INFORMATION GIVEN =>
---+---

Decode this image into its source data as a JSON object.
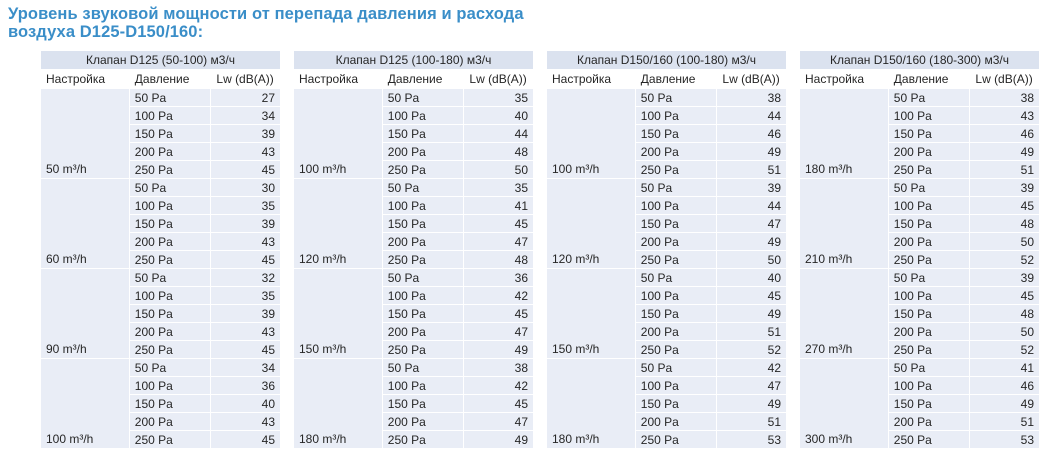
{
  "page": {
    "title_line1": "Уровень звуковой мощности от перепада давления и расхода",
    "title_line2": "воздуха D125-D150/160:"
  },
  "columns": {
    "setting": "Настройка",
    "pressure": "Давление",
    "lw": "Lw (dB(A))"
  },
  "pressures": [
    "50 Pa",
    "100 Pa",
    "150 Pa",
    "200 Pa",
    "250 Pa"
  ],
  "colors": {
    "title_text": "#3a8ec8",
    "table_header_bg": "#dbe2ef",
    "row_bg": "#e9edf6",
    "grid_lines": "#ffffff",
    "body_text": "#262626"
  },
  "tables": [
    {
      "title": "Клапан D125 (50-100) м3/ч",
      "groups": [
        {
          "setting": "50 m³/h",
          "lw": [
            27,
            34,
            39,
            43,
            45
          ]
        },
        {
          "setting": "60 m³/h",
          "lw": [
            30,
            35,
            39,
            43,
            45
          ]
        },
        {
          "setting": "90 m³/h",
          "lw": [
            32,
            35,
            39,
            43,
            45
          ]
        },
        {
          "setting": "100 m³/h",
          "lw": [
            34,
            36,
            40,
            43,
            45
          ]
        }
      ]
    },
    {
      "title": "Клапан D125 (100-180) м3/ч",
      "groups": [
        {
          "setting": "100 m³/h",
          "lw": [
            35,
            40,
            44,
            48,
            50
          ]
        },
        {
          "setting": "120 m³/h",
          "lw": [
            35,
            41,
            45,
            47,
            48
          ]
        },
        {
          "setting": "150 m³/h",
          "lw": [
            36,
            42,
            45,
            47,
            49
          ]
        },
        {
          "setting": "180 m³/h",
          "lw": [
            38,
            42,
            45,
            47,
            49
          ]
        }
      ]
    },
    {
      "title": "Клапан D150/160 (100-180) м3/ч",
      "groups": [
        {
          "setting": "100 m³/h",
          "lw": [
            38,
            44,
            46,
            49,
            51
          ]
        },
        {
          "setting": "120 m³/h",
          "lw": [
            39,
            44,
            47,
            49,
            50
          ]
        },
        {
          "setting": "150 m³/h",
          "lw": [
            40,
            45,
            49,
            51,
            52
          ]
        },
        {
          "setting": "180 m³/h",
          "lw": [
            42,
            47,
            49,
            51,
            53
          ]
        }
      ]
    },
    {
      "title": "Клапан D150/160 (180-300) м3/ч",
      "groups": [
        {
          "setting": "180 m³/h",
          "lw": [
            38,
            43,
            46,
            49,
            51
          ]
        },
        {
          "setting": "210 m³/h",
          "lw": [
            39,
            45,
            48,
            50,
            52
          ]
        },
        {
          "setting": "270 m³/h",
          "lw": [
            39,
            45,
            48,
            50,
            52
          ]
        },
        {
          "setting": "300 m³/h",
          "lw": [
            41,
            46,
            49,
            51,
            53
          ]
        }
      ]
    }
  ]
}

---+---

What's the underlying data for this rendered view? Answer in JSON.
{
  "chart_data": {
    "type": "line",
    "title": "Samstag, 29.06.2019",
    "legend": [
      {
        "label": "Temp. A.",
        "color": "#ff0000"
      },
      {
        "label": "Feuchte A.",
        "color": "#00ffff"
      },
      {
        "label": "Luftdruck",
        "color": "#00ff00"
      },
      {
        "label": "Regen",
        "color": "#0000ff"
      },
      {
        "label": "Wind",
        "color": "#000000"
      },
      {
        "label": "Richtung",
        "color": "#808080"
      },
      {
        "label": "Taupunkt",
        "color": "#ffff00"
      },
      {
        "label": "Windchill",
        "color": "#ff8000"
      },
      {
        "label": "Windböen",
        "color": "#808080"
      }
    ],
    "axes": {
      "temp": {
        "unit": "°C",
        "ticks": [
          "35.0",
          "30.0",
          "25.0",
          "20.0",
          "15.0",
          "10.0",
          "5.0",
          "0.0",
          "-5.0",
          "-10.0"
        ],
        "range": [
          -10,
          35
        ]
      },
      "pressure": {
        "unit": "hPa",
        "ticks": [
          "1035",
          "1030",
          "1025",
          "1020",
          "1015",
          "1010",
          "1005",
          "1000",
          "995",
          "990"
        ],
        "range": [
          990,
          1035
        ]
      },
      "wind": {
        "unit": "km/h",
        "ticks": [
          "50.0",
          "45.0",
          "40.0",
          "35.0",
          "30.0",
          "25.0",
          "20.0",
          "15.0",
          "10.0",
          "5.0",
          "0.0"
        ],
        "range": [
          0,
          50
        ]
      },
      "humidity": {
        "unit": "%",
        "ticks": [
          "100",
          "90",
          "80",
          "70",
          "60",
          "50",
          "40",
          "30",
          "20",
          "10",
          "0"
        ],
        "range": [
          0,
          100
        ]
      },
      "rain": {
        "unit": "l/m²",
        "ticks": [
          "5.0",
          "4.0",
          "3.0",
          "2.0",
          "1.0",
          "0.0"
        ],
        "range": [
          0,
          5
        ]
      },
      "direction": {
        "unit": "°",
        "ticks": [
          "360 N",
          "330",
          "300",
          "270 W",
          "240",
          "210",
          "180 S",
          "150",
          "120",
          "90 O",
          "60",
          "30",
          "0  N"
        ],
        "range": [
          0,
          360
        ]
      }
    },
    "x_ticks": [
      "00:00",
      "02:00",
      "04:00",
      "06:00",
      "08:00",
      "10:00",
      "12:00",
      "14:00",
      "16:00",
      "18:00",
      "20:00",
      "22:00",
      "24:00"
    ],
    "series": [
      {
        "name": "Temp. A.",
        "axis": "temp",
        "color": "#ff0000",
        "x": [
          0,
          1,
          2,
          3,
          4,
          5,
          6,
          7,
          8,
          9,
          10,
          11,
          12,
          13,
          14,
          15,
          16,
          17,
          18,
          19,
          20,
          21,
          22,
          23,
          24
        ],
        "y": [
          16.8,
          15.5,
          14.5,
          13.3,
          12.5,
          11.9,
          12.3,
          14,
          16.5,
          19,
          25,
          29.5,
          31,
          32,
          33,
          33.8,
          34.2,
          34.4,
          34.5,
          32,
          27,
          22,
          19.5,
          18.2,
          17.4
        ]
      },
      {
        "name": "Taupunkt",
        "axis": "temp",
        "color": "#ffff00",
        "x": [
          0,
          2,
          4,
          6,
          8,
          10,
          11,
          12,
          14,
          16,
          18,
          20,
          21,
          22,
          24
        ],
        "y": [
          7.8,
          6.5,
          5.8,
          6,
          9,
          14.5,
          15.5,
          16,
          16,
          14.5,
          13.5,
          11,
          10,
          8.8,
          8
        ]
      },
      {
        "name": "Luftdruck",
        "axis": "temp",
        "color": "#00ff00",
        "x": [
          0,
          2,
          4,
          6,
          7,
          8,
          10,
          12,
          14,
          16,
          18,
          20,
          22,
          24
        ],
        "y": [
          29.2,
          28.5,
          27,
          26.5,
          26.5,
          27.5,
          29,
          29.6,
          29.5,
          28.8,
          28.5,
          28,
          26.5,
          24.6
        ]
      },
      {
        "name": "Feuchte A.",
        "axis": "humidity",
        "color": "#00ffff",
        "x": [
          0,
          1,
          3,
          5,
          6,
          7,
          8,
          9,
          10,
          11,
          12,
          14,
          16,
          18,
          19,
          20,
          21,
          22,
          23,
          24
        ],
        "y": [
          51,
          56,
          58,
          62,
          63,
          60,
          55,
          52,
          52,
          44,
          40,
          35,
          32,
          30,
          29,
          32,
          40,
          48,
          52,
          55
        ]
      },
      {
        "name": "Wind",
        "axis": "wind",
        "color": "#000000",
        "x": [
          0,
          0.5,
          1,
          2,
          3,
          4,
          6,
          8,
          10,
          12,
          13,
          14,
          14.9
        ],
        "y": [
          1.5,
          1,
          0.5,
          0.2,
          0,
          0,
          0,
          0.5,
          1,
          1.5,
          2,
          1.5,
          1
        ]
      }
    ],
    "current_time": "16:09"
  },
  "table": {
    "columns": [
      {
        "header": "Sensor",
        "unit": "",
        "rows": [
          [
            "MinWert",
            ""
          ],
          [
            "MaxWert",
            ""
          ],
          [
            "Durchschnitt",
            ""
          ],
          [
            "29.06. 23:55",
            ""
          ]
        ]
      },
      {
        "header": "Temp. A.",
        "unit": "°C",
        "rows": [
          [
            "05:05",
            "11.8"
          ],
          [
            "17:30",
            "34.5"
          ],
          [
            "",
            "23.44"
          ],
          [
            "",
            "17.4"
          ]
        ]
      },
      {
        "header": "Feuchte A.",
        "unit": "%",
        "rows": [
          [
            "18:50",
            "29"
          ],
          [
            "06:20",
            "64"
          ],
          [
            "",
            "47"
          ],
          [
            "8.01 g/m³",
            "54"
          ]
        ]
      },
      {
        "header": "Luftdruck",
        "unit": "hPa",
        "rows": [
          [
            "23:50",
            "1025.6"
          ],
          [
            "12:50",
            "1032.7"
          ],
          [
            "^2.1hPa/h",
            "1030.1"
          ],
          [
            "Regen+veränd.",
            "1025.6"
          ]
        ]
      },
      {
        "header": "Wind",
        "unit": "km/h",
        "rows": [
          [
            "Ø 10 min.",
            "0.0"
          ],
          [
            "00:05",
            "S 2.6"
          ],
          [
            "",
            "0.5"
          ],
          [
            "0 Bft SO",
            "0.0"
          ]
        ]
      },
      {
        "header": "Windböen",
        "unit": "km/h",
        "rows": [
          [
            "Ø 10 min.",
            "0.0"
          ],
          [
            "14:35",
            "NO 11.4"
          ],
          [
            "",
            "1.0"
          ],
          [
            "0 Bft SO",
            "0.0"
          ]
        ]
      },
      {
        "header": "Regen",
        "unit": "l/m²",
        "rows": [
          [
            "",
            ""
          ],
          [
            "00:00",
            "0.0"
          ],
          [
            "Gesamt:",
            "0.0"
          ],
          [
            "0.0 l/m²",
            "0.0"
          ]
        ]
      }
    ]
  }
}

---+---

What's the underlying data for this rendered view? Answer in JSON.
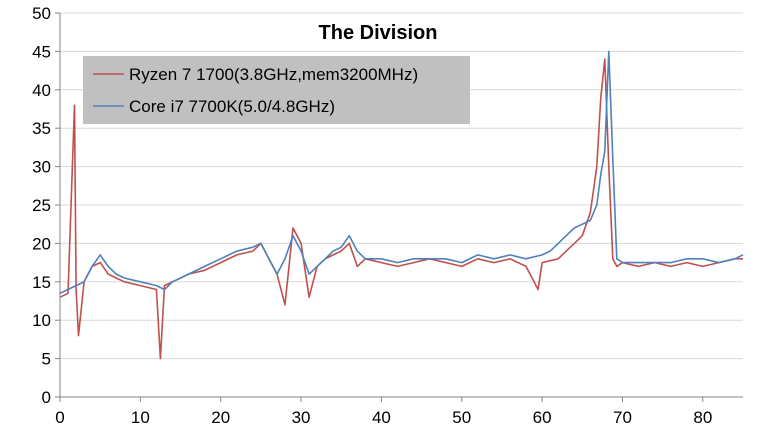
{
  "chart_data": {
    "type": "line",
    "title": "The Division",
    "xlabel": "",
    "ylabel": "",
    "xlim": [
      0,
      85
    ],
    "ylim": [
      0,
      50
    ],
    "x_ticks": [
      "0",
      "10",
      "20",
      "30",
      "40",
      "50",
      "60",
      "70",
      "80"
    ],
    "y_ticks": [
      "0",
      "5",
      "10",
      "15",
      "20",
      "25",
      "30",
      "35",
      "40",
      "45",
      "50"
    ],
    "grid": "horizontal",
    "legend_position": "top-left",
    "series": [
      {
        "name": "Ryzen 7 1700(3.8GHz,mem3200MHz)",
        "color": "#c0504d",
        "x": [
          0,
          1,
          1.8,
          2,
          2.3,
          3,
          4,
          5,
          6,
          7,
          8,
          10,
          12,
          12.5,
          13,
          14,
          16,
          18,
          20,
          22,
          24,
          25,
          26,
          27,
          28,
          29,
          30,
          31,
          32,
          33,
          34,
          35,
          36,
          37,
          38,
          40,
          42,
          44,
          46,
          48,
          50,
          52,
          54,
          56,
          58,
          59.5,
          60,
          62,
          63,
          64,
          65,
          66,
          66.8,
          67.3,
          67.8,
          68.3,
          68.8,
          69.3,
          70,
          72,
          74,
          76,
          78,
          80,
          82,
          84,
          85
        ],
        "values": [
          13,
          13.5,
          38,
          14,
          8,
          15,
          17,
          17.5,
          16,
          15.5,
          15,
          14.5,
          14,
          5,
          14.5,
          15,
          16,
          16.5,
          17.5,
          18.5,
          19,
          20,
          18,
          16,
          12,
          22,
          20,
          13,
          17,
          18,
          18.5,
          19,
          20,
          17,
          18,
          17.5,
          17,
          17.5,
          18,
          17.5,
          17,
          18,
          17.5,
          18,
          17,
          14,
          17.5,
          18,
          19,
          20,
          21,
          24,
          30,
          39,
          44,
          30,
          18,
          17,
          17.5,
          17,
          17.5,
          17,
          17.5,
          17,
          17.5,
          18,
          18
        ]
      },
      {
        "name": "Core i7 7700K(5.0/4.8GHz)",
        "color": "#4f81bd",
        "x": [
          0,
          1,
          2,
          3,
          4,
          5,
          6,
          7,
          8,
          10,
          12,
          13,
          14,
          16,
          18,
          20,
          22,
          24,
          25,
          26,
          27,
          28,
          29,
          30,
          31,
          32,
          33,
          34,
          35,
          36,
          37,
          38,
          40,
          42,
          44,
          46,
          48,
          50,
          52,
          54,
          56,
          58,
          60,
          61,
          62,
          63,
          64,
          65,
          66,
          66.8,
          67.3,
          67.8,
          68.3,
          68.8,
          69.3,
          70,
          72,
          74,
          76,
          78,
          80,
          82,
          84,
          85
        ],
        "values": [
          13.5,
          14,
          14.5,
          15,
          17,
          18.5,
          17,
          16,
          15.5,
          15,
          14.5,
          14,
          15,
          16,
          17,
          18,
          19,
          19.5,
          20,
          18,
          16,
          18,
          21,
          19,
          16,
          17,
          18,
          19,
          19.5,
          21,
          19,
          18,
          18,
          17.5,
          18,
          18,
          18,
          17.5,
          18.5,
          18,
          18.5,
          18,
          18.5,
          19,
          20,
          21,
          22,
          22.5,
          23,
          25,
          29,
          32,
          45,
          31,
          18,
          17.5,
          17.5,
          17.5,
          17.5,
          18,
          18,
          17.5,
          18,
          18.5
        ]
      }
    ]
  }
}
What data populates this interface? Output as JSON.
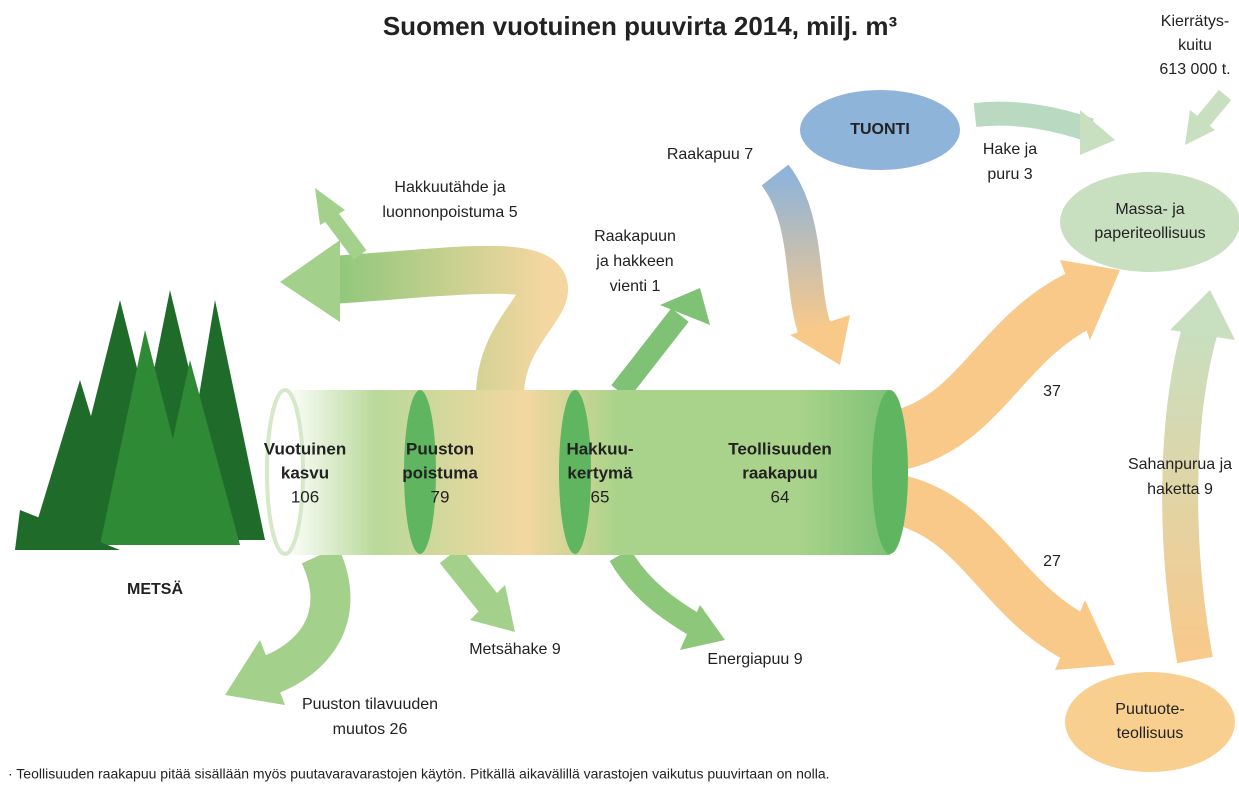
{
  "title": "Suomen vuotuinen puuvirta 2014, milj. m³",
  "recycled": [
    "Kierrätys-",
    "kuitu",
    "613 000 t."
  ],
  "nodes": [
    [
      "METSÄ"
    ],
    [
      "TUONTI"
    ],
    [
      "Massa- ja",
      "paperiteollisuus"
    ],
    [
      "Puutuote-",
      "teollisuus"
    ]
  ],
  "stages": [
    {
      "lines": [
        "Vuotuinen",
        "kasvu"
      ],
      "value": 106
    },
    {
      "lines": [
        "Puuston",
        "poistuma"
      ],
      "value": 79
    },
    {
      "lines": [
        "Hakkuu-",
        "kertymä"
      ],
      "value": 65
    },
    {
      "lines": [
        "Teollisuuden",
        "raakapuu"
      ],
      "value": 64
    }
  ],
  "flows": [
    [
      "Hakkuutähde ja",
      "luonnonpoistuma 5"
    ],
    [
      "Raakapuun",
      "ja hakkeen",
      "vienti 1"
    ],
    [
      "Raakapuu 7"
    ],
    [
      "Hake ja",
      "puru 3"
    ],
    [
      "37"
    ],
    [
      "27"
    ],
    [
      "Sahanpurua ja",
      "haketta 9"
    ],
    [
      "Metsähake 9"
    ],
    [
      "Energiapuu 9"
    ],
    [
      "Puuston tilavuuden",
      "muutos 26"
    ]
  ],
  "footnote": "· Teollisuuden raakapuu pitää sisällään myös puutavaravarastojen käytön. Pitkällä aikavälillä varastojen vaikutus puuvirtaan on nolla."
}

---+---

SET EXERCISE =>
Write out every line of the data that holds the word "JSON".

SOLUTION TO THIS PROBLEM =>
Decode this image into its source data as a JSON object.
What's the underlying data for this rendered view? Answer in JSON.
What's the underlying data for this rendered view? Answer in JSON.
What data populates this interface? Output as JSON.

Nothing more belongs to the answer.